## Task goal
Scan the material below for the string "threshold", and copy every line where it shows up.
━━━━━ Rows
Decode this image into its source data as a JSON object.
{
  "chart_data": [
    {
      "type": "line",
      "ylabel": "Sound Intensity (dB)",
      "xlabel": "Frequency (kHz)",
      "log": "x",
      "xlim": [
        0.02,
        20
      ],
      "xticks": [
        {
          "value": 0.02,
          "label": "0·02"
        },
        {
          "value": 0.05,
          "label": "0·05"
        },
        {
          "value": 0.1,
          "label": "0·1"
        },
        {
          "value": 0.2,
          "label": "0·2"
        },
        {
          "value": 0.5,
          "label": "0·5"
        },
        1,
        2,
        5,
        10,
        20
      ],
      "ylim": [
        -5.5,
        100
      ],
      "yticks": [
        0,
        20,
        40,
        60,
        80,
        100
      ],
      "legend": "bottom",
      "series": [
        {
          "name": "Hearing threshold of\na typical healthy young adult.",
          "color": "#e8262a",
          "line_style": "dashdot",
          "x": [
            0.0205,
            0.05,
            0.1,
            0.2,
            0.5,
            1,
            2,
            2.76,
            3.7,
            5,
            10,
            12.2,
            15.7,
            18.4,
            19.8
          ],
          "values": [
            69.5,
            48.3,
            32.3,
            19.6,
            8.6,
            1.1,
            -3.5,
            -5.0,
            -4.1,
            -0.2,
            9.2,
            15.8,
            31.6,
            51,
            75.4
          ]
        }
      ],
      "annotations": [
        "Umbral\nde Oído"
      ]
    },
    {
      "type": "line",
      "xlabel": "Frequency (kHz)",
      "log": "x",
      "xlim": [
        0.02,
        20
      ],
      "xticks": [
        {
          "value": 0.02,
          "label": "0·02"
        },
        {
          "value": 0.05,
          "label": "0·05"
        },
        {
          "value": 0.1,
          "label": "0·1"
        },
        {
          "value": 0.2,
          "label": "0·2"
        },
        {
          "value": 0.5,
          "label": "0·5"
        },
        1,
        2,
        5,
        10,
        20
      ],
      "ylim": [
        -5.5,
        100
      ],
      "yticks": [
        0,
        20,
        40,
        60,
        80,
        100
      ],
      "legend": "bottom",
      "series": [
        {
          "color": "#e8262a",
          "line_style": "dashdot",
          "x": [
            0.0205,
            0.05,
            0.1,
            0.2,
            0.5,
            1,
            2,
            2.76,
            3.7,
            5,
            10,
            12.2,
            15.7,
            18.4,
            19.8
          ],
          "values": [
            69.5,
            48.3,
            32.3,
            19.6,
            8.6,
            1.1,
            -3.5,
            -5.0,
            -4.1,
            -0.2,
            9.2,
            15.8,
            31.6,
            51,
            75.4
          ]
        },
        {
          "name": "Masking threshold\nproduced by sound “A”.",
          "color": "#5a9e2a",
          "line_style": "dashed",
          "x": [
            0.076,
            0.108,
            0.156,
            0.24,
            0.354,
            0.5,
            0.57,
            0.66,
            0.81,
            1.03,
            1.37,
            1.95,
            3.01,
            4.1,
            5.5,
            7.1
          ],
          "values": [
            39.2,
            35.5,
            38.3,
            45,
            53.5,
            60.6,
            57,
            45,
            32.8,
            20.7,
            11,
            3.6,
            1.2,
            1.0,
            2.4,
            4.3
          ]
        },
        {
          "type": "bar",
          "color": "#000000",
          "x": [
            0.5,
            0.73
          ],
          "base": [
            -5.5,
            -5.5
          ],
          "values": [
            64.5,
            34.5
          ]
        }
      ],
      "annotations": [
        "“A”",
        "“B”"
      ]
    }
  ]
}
━━━━━━━━━━
━━━━━ Rows
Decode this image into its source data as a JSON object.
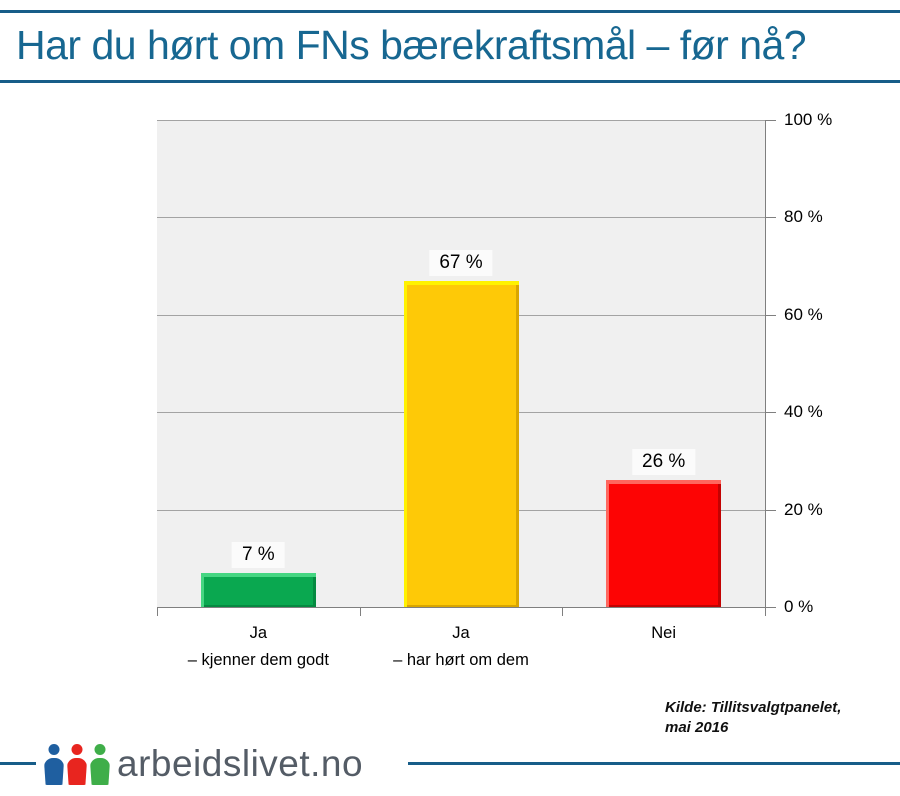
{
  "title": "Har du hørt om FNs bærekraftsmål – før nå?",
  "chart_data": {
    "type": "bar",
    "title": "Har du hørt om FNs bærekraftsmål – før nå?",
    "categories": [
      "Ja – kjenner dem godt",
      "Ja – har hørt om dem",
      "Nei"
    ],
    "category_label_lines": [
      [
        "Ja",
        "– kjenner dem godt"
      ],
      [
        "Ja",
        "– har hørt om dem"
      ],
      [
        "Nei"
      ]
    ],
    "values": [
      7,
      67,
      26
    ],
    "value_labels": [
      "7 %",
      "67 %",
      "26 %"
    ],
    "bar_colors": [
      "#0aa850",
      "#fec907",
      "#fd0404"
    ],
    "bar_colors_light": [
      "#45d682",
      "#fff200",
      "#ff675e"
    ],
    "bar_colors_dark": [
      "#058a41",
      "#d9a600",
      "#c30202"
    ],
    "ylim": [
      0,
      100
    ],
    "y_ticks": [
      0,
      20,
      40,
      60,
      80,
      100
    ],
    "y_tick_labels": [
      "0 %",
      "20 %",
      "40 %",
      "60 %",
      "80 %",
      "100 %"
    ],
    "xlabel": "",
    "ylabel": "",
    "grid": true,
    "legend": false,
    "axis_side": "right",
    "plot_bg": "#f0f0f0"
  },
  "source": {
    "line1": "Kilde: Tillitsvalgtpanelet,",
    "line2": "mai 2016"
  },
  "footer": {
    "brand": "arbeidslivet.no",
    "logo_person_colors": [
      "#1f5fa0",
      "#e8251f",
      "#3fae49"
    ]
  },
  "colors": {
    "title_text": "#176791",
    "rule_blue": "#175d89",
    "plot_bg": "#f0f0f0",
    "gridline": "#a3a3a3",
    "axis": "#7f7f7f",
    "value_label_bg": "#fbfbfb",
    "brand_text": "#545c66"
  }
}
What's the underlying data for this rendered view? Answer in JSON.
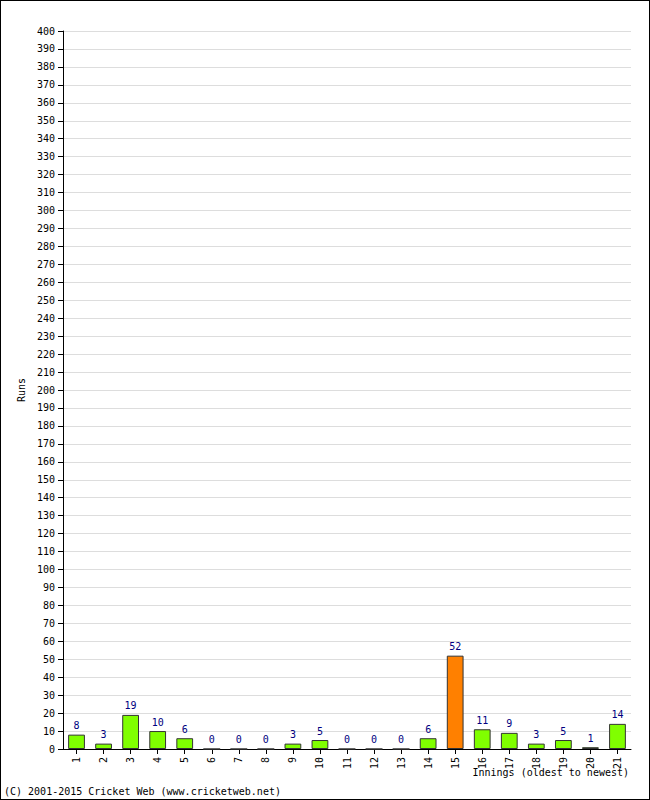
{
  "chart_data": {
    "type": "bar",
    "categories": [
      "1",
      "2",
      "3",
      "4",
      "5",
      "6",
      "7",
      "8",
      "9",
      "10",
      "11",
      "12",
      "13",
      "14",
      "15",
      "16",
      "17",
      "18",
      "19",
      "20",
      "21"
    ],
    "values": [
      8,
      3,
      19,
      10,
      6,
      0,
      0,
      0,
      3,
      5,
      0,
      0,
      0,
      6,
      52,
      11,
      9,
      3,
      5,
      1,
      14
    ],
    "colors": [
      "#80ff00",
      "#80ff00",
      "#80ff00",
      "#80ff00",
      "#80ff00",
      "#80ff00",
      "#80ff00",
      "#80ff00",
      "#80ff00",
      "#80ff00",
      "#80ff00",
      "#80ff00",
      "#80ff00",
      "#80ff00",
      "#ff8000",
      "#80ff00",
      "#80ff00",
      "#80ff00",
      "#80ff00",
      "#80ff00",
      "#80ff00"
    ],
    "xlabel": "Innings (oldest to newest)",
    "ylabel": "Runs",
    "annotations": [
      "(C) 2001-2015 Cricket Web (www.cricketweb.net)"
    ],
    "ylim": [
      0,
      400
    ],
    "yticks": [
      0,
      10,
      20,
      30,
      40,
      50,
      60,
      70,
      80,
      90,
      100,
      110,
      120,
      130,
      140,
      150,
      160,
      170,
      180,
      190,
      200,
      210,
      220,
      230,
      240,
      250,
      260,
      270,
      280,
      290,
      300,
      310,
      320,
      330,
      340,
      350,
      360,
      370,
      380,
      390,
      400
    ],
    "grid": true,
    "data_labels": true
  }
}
━━━━━━━━━━
## Task solution
          "name": "Hearing threshold of\na typical healthy young adult.",
          "name": "Masking threshold\nproduced by sound “A”.",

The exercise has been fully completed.